**Raw records:**
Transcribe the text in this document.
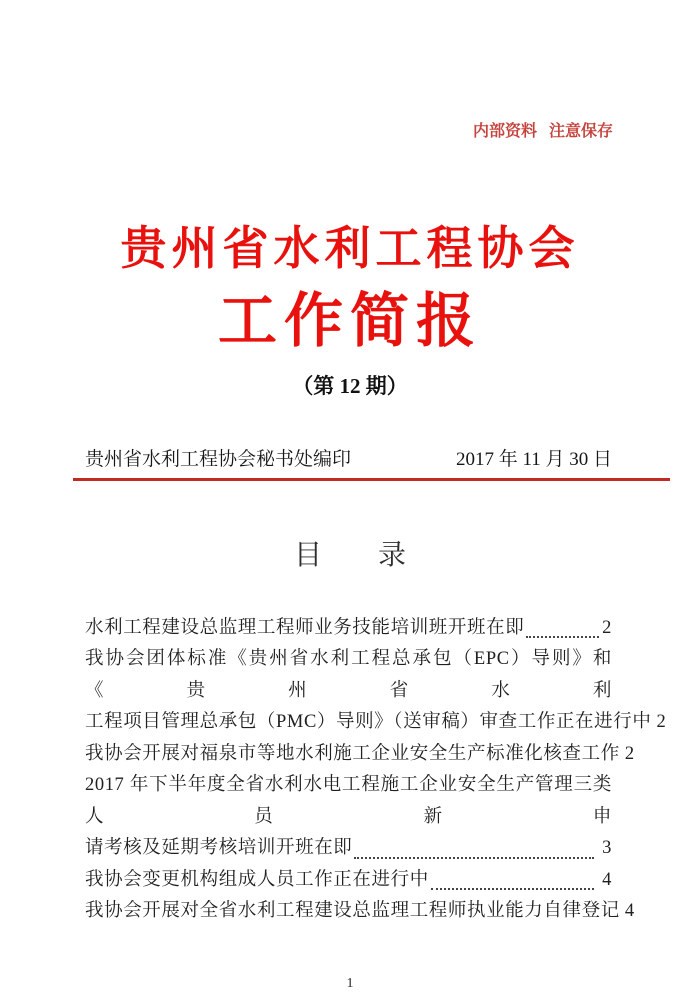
内部资料 注意保存
贵州省水利工程协会
工作简报
（第 12 期）
贵州省水利工程协会秘书处编印	2017 年 11 月 30 日
目　　录
水利工程建设总监理工程师业务技能培训班开班在即	2
我协会团体标准《贵州省水利工程总承包（EPC）导则》和《贵州省水利
工程项目管理总承包（PMC）导则》（送审稿）审查工作正在进行中 2
我协会开展对福泉市等地水利施工企业安全生产标准化核查工作 2
2017 年下半年度全省水利水电工程施工企业安全生产管理三类人员新申
请考核及延期考核培训开班在即	3
我协会变更机构组成人员工作正在进行中	4
我协会开展对全省水利工程建设总监理工程师执业能力自律登记 4
1
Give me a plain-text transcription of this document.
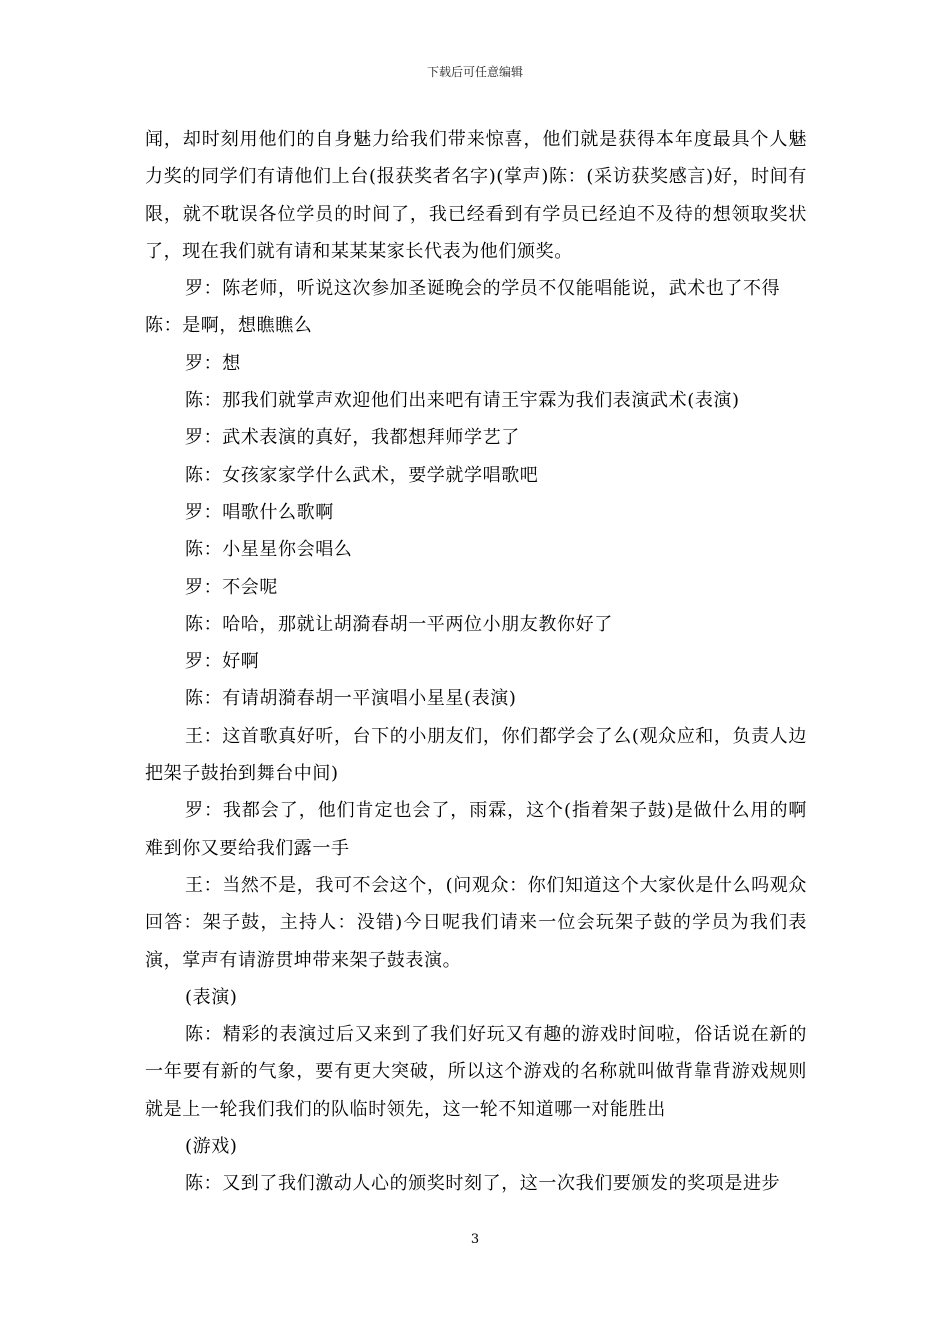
下载后可任意编辑

闻，却时刻用他们的自身魅力给我们带来惊喜，他们就是获得本年度最具个人魅力奖的同学们有请他们上台(报获奖者名字)(掌声)陈：(采访获奖感言)好，时间有限，就不耽误各位学员的时间了，我已经看到有学员已经迫不及待的想领取奖状了，现在我们就有请和某某某家长代表为他们颁奖。

罗：陈老师，听说这次参加圣诞晚会的学员不仅能唱能说，武术也了不得

陈：是啊，想瞧瞧么

罗：想

陈：那我们就掌声欢迎他们出来吧有请王宇霖为我们表演武术(表演)

罗：武术表演的真好，我都想拜师学艺了

陈：女孩家家学什么武术，要学就学唱歌吧

罗：唱歌什么歌啊

陈：小星星你会唱么

罗：不会呢

陈：哈哈，那就让胡漪春胡一平两位小朋友教你好了

罗：好啊

陈：有请胡漪春胡一平演唱小星星(表演)

王：这首歌真好听，台下的小朋友们，你们都学会了么(观众应和，负责人边把架子鼓抬到舞台中间)

罗：我都会了，他们肯定也会了，雨霖，这个(指着架子鼓)是做什么用的啊难到你又要给我们露一手

王：当然不是，我可不会这个，(问观众：你们知道这个大家伙是什么吗观众回答：架子鼓，主持人：没错)今日呢我们请来一位会玩架子鼓的学员为我们表演，掌声有请游贯坤带来架子鼓表演。

(表演)

陈：精彩的表演过后又来到了我们好玩又有趣的游戏时间啦，俗话说在新的一年要有新的气象，要有更大突破，所以这个游戏的名称就叫做背靠背游戏规则就是上一轮我们我们的队临时领先，这一轮不知道哪一对能胜出

(游戏)

陈：又到了我们激动人心的颁奖时刻了，这一次我们要颁发的奖项是进步

3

**Exercise brief:**
Only the lines from the one containing "Give me a plain-text" through the last line of the entries above belong in the copy; reproduce them exactly and drop every picture.

**Expected answer:**
Give me a plain-text transcription of this document.
下载后可任意编辑

闻，却时刻用他们的自身魅力给我们带来惊喜，他们就是获得本年度最具个人魅力奖的同学们有请他们上台(报获奖者名字)(掌声)陈：(采访获奖感言)好，时间有限，就不耽误各位学员的时间了，我已经看到有学员已经迫不及待的想领取奖状了，现在我们就有请和某某某家长代表为他们颁奖。

罗：陈老师，听说这次参加圣诞晚会的学员不仅能唱能说，武术也了不得

陈：是啊，想瞧瞧么

罗：想

陈：那我们就掌声欢迎他们出来吧有请王宇霖为我们表演武术(表演)

罗：武术表演的真好，我都想拜师学艺了

陈：女孩家家学什么武术，要学就学唱歌吧

罗：唱歌什么歌啊

陈：小星星你会唱么

罗：不会呢

陈：哈哈，那就让胡漪春胡一平两位小朋友教你好了

罗：好啊

陈：有请胡漪春胡一平演唱小星星(表演)

王：这首歌真好听，台下的小朋友们，你们都学会了么(观众应和，负责人边把架子鼓抬到舞台中间)

罗：我都会了，他们肯定也会了，雨霖，这个(指着架子鼓)是做什么用的啊难到你又要给我们露一手

王：当然不是，我可不会这个，(问观众：你们知道这个大家伙是什么吗观众回答：架子鼓，主持人：没错)今日呢我们请来一位会玩架子鼓的学员为我们表演，掌声有请游贯坤带来架子鼓表演。

(表演)

陈：精彩的表演过后又来到了我们好玩又有趣的游戏时间啦，俗话说在新的一年要有新的气象，要有更大突破，所以这个游戏的名称就叫做背靠背游戏规则就是上一轮我们我们的队临时领先，这一轮不知道哪一对能胜出

(游戏)

陈：又到了我们激动人心的颁奖时刻了，这一次我们要颁发的奖项是进步

3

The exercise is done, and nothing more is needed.